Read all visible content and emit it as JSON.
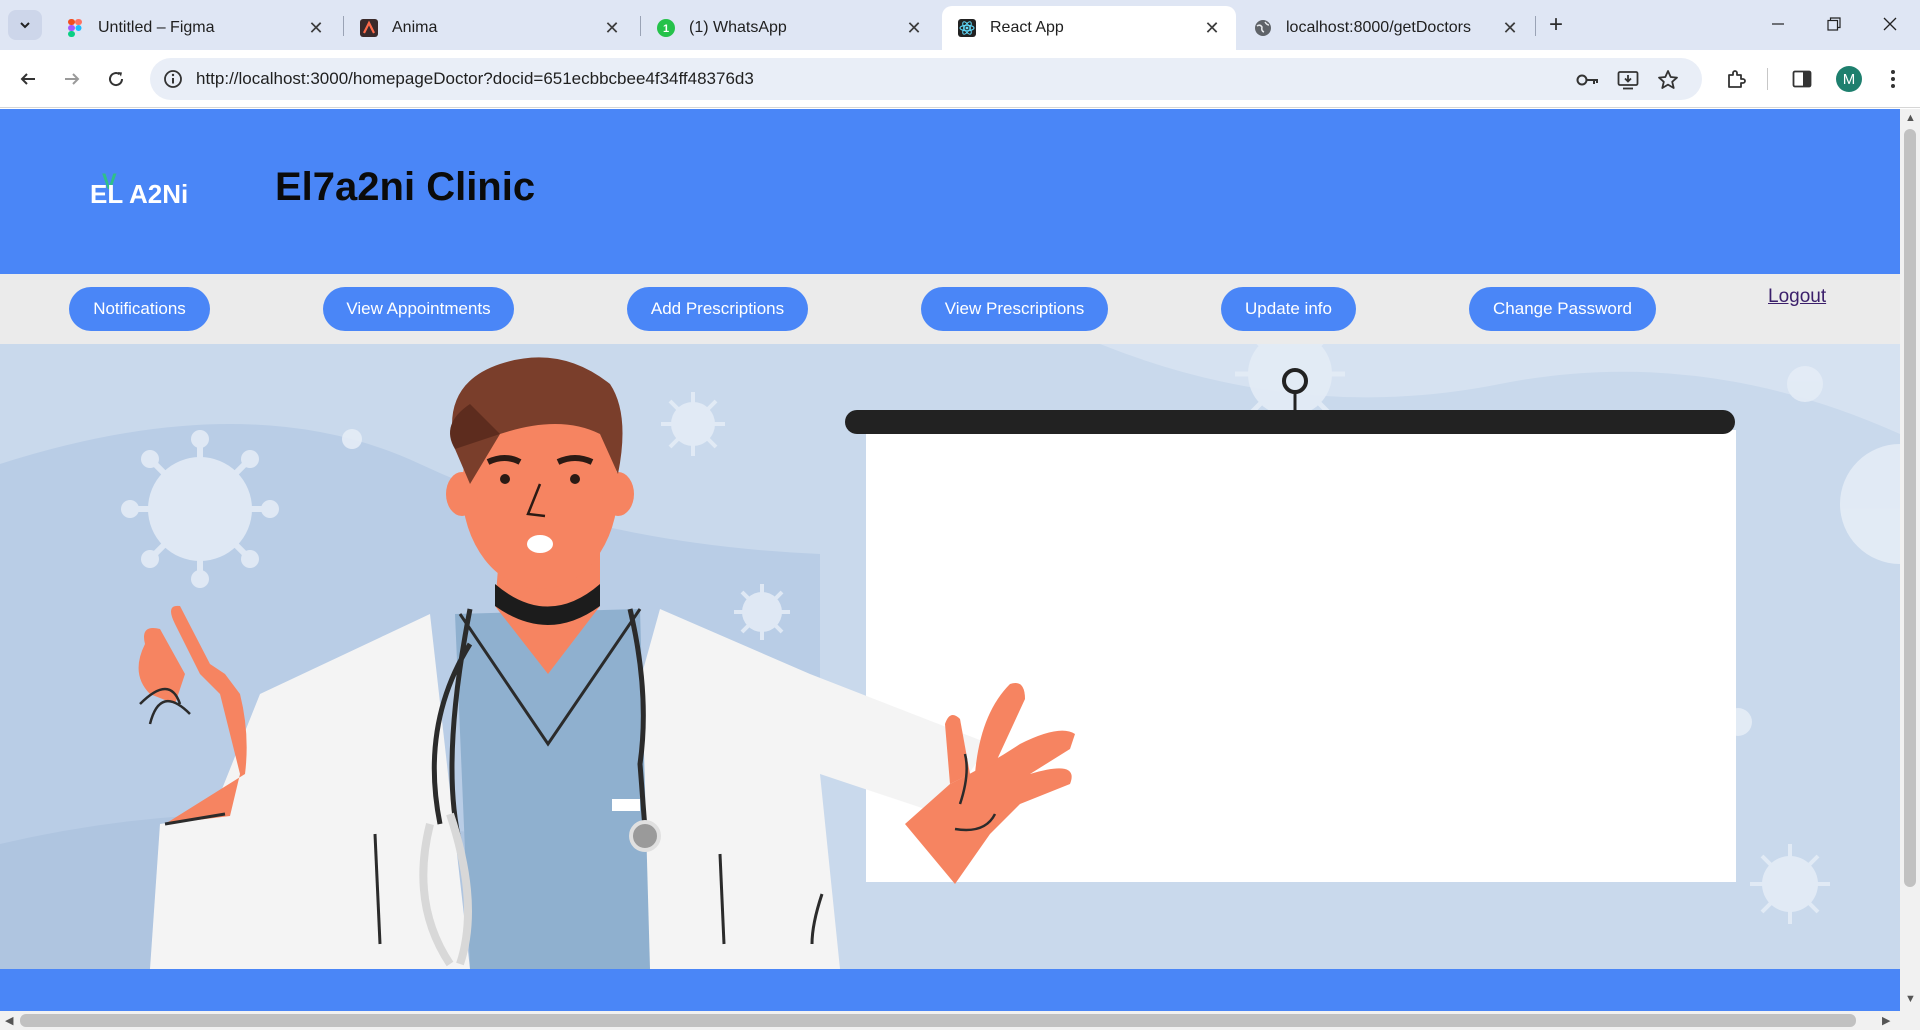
{
  "browser": {
    "tabs": [
      {
        "title": "Untitled – Figma",
        "favicon": "figma-icon",
        "active": false
      },
      {
        "title": "Anima",
        "favicon": "anima-icon",
        "active": false
      },
      {
        "title": "(1) WhatsApp",
        "favicon": "whatsapp-icon",
        "badge": "1",
        "active": false
      },
      {
        "title": "React App",
        "favicon": "react-icon",
        "active": true
      },
      {
        "title": "localhost:8000/getDoctors",
        "favicon": "globe-icon",
        "active": false
      }
    ],
    "url": "http://localhost:3000/homepageDoctor?docid=651ecbbcbee4f34ff48376d3",
    "profile_initial": "M",
    "profile_color": "#1e7f6e"
  },
  "page": {
    "logo_text": "EL A2Ni",
    "logo_accent": "V",
    "title": "El7a2ni Clinic",
    "nav": {
      "notifications": "Notifications",
      "view_appointments": "View Appointments",
      "add_prescriptions": "Add Prescriptions",
      "view_prescriptions": "View Prescriptions",
      "update_info": "Update info",
      "change_password": "Change Password",
      "logout": "Logout"
    },
    "colors": {
      "header": "#4a86f7",
      "navbar": "#ebebeb",
      "pill": "#4a86f7",
      "hero_bg": "#c9d9ec"
    }
  }
}
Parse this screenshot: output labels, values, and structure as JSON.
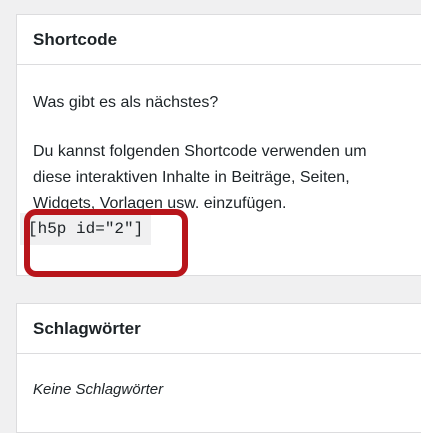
{
  "shortcode_panel": {
    "title": "Shortcode",
    "whats_next": "Was gibt es als nächstes?",
    "description": "Du kannst folgenden Shortcode verwenden um diese interaktiven Inhalte in Beiträge, Seiten, Widgets, Vorlagen usw. einzufügen.",
    "shortcode": "[h5p id=\"2\"]"
  },
  "tags_panel": {
    "title": "Schlagwörter",
    "empty_text": "Keine Schlagwörter"
  },
  "colors": {
    "highlight": "#b8151b",
    "panel_background": "#ffffff",
    "page_background": "#f0f0f1",
    "code_background": "#f0f0f1"
  }
}
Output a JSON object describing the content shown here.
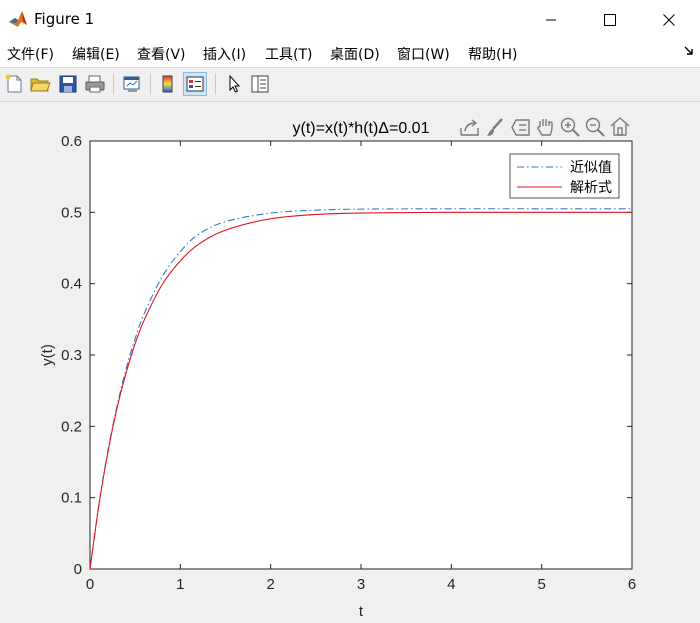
{
  "window": {
    "title": "Figure 1"
  },
  "menu": {
    "items": [
      "文件(F)",
      "编辑(E)",
      "查看(V)",
      "插入(I)",
      "工具(T)",
      "桌面(D)",
      "窗口(W)",
      "帮助(H)"
    ]
  },
  "toolbar": {
    "buttons": [
      "new-figure",
      "open-file",
      "save",
      "print",
      "link-plot",
      "insert-colorbar",
      "insert-legend",
      "edit-plot",
      "property-inspector"
    ]
  },
  "chart_data": {
    "type": "line",
    "title": "y(t)=x(t)*h(t)Δ=0.01",
    "xlabel": "t",
    "ylabel": "y(t)",
    "xlim": [
      0,
      6
    ],
    "ylim": [
      0,
      0.6
    ],
    "xticks": [
      "0",
      "1",
      "2",
      "3",
      "4",
      "5",
      "6"
    ],
    "yticks": [
      "0",
      "0.1",
      "0.2",
      "0.3",
      "0.4",
      "0.5",
      "0.6"
    ],
    "grid": false,
    "legend_position": "top-right",
    "series": [
      {
        "name": "近似值",
        "color": "#3a78c4",
        "style": "dash-dot",
        "x": [
          0,
          0.1,
          0.2,
          0.3,
          0.4,
          0.5,
          0.6,
          0.8,
          1.0,
          1.2,
          1.5,
          2.0,
          2.5,
          3.0,
          4.0,
          5.0,
          6.0
        ],
        "y": [
          0,
          0.091,
          0.167,
          0.229,
          0.281,
          0.323,
          0.358,
          0.41,
          0.445,
          0.469,
          0.487,
          0.499,
          0.503,
          0.5045,
          0.505,
          0.505,
          0.505
        ]
      },
      {
        "name": "解析式",
        "color": "#e0141e",
        "style": "solid",
        "x": [
          0,
          0.1,
          0.2,
          0.3,
          0.4,
          0.5,
          0.6,
          0.8,
          1.0,
          1.2,
          1.5,
          2.0,
          2.5,
          3.0,
          4.0,
          5.0,
          6.0
        ],
        "y": [
          0,
          0.091,
          0.165,
          0.226,
          0.275,
          0.316,
          0.349,
          0.399,
          0.432,
          0.455,
          0.475,
          0.491,
          0.497,
          0.499,
          0.5,
          0.5,
          0.5
        ]
      }
    ]
  }
}
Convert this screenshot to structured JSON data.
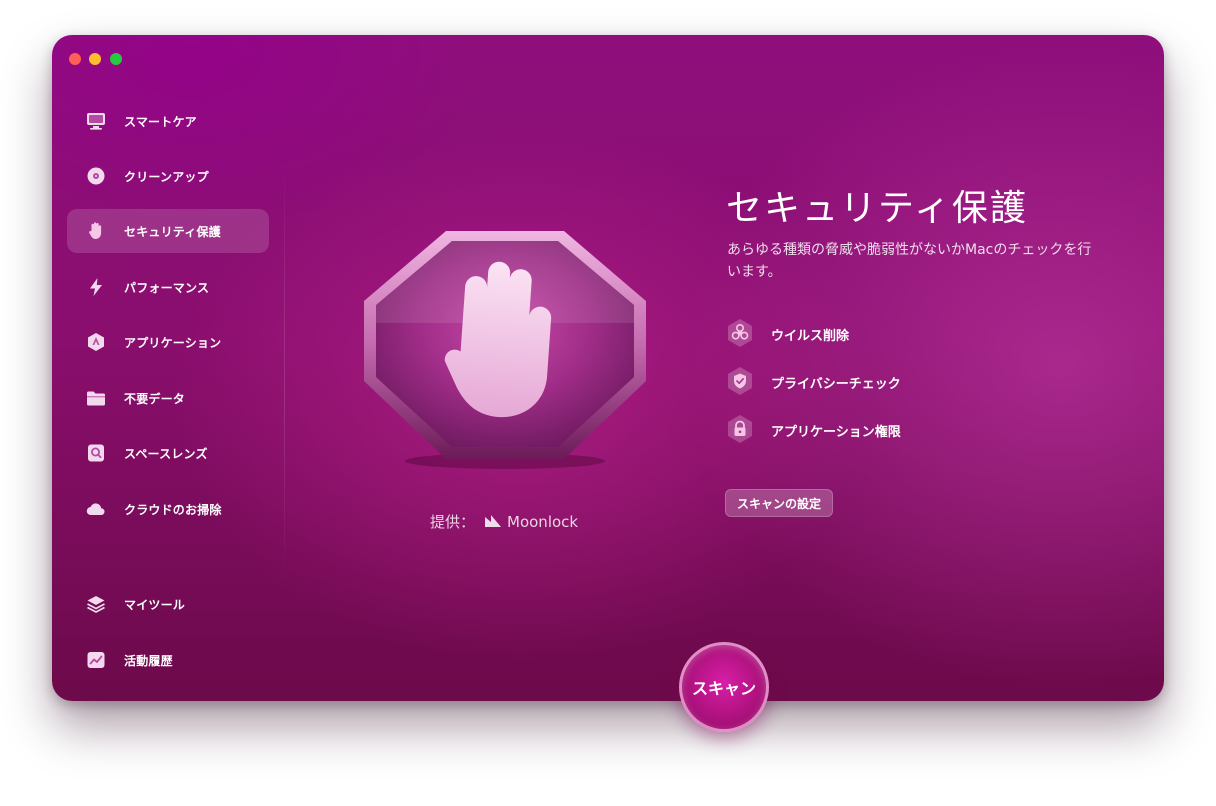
{
  "colors": {
    "accent": "#b0127f",
    "window_top": "#8e0f7c",
    "window_bottom": "#6c0a4a"
  },
  "sidebar": {
    "items": [
      {
        "label": "スマートケア",
        "icon": "monitor-icon",
        "active": false
      },
      {
        "label": "クリーンアップ",
        "icon": "disk-icon",
        "active": false
      },
      {
        "label": "セキュリティ保護",
        "icon": "hand-icon",
        "active": true
      },
      {
        "label": "パフォーマンス",
        "icon": "lightning-icon",
        "active": false
      },
      {
        "label": "アプリケーション",
        "icon": "app-icon",
        "active": false
      },
      {
        "label": "不要データ",
        "icon": "folder-icon",
        "active": false
      },
      {
        "label": "スペースレンズ",
        "icon": "lens-icon",
        "active": false
      },
      {
        "label": "クラウドのお掃除",
        "icon": "cloud-icon",
        "active": false
      },
      {
        "label": "マイツール",
        "icon": "layers-icon",
        "active": false
      },
      {
        "label": "活動履歴",
        "icon": "activity-icon",
        "active": false
      }
    ]
  },
  "main": {
    "title": "セキュリティ保護",
    "description": "あらゆる種類の脅威や脆弱性がないかMacのチェックを行います。",
    "provider_prefix": "提供：",
    "provider_name": "Moonlock",
    "features": [
      {
        "label": "ウイルス削除",
        "icon": "biohazard-icon"
      },
      {
        "label": "プライバシーチェック",
        "icon": "shield-icon"
      },
      {
        "label": "アプリケーション権限",
        "icon": "lock-icon"
      }
    ],
    "settings_button": "スキャンの設定",
    "scan_button": "スキャン"
  }
}
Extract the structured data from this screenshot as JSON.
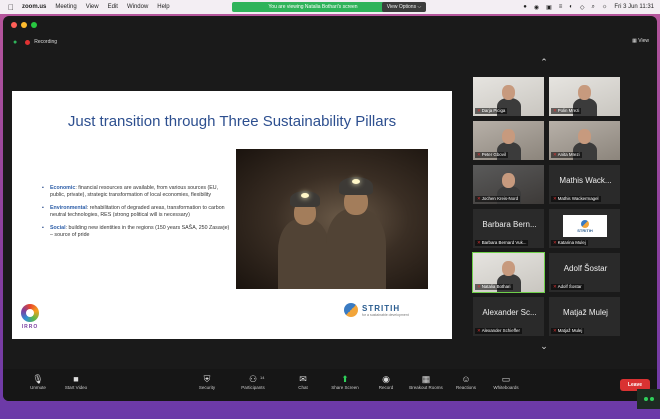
{
  "menubar": {
    "apple": "",
    "app": "zoom.us",
    "items": [
      "Meeting",
      "View",
      "Edit",
      "Window",
      "Help"
    ],
    "share_banner": "You are viewing Natalia Bothari's screen",
    "view_options": "View Options ⌵",
    "right_icons": [
      "●",
      "◉",
      "▣",
      "≡",
      "◐",
      "◇",
      "⌕",
      "☼"
    ],
    "clock": "Fri 3 Jun 11:31"
  },
  "window": {
    "recording": "Recording",
    "view_label": "View"
  },
  "slide": {
    "title": "Just transition through Three Sustainability Pillars",
    "bullets": [
      {
        "key": "Economic",
        "text": ": financial resources are available, from various sources (EU, public, private), strategic transformation of local economies, flexibility"
      },
      {
        "key": "Environmental",
        "text": ": rehabilitation of degraded areas, transformation to carbon neutral technologies, RES (strong political will is necessary)"
      },
      {
        "key": "Social",
        "text": ": building new identities in the regions (150 years SAŠA, 250 Zasavje) – source of pride"
      }
    ],
    "logo_left": "IRRO",
    "logo_right": "STRITIH",
    "logo_right_sub": "for a sustainable development"
  },
  "gallery": {
    "tiles": [
      {
        "name": "Darja Piciga",
        "big": "",
        "kind": "video",
        "variant": "light"
      },
      {
        "name": "Polin Mrezi",
        "big": "",
        "kind": "video",
        "variant": "light"
      },
      {
        "name": "Peter Gbovil",
        "big": "",
        "kind": "video",
        "variant": ""
      },
      {
        "name": "Anita Mrezi",
        "big": "",
        "kind": "video",
        "variant": ""
      },
      {
        "name": "Jochen Kreis-Nord",
        "big": "",
        "kind": "video",
        "variant": "dark"
      },
      {
        "name": "Mathis Wackermagel",
        "big": "Mathis Wack...",
        "kind": "name"
      },
      {
        "name": "Barbara Bernard Vuk...",
        "big": "Barbara Bern...",
        "kind": "name"
      },
      {
        "name": "Katarina Mulej",
        "big": "",
        "kind": "logo",
        "logo_text": "STRITIH"
      },
      {
        "name": "Natalia Bothari",
        "big": "",
        "kind": "video",
        "variant": "light",
        "active": true
      },
      {
        "name": "Adolf Šostar",
        "big": "Adolf Šostar",
        "kind": "name"
      },
      {
        "name": "Alexander Schieffer",
        "big": "Alexander Sc...",
        "kind": "name"
      },
      {
        "name": "Matjaž Mulej",
        "big": "Matjaž Mulej",
        "kind": "name"
      }
    ],
    "chevron_up": "⌃",
    "chevron_down": "⌄"
  },
  "toolbar": {
    "buttons": [
      {
        "label": "Unmute",
        "icon": "🎙",
        "name": "unmute-button"
      },
      {
        "label": "Start Video",
        "icon": "■",
        "name": "start-video-button"
      },
      {
        "label": "Security",
        "icon": "⛨",
        "name": "security-button"
      },
      {
        "label": "Participants",
        "icon": "⚇",
        "count": "14",
        "name": "participants-button"
      },
      {
        "label": "Chat",
        "icon": "✉",
        "name": "chat-button"
      },
      {
        "label": "Share Screen",
        "icon": "⬆",
        "name": "share-screen-button",
        "green": true
      },
      {
        "label": "Record",
        "icon": "◉",
        "name": "record-button"
      },
      {
        "label": "Breakout Rooms",
        "icon": "▦",
        "name": "breakout-rooms-button"
      },
      {
        "label": "Reactions",
        "icon": "☺",
        "name": "reactions-button"
      },
      {
        "label": "Whiteboards",
        "icon": "▭",
        "name": "whiteboards-button"
      }
    ],
    "leave": "Leave"
  }
}
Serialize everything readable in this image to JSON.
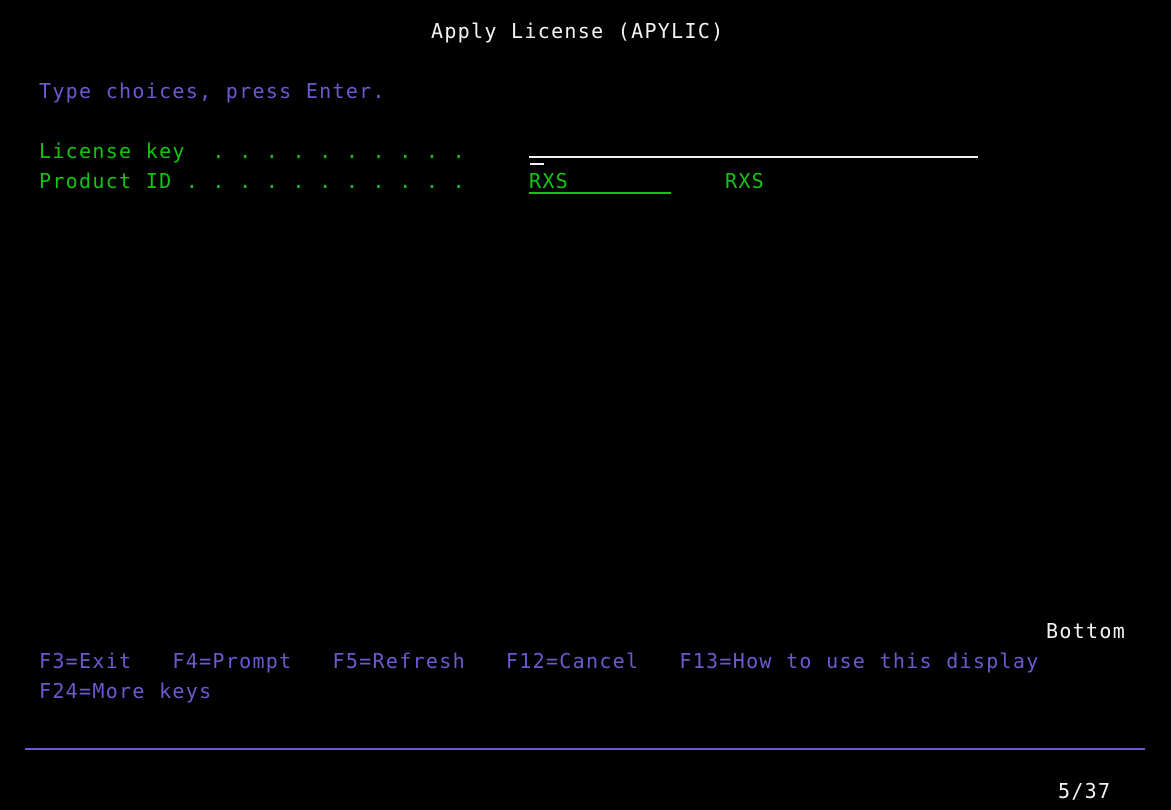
{
  "screen": {
    "title": "Apply License (APYLIC)",
    "instruction": "Type choices, press Enter.",
    "page_indicator": "Bottom",
    "status_position": "5/37"
  },
  "colors": {
    "background": "#000000",
    "title_text": "#f2f2f2",
    "prompt_text": "#6a5acd",
    "label_text": "#13c413",
    "input_text": "#13c413",
    "input_underline": "#f2f2f2",
    "separator": "#6a5acd"
  },
  "fields": [
    {
      "label": "License key  . . . . . . . . . .",
      "value": "",
      "placeholder": "",
      "echo": ""
    },
    {
      "label": "Product ID . . . . . . . . . . .",
      "value": "RXS",
      "placeholder": "",
      "echo": "RXS"
    }
  ],
  "function_keys": {
    "line1": "F3=Exit   F4=Prompt   F5=Refresh   F12=Cancel   F13=How to use this display",
    "line2": "F24=More keys",
    "items": [
      {
        "key": "F3",
        "label": "Exit"
      },
      {
        "key": "F4",
        "label": "Prompt"
      },
      {
        "key": "F5",
        "label": "Refresh"
      },
      {
        "key": "F12",
        "label": "Cancel"
      },
      {
        "key": "F13",
        "label": "How to use this display"
      },
      {
        "key": "F24",
        "label": "More keys"
      }
    ]
  }
}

Description of the task:
Leave out the pictures, and extract exactly the lines from the one with "Serialize everything readable" through the end of the records, both ends included.

Response:
Serialize everything readable in this image to JSON.
{
  "screen": {
    "title": "Apply License (APYLIC)",
    "instruction": "Type choices, press Enter.",
    "page_indicator": "Bottom",
    "status_position": "5/37"
  },
  "colors": {
    "background": "#000000",
    "title_text": "#f2f2f2",
    "prompt_text": "#6a5acd",
    "label_text": "#13c413",
    "input_text": "#13c413",
    "input_underline": "#f2f2f2",
    "separator": "#6a5acd"
  },
  "fields": [
    {
      "label": "License key  . . . . . . . . . .",
      "value": "",
      "placeholder": "",
      "echo": ""
    },
    {
      "label": "Product ID . . . . . . . . . . .",
      "value": "RXS",
      "placeholder": "",
      "echo": "RXS"
    }
  ],
  "function_keys": {
    "line1": "F3=Exit   F4=Prompt   F5=Refresh   F12=Cancel   F13=How to use this display",
    "line2": "F24=More keys",
    "items": [
      {
        "key": "F3",
        "label": "Exit"
      },
      {
        "key": "F4",
        "label": "Prompt"
      },
      {
        "key": "F5",
        "label": "Refresh"
      },
      {
        "key": "F12",
        "label": "Cancel"
      },
      {
        "key": "F13",
        "label": "How to use this display"
      },
      {
        "key": "F24",
        "label": "More keys"
      }
    ]
  }
}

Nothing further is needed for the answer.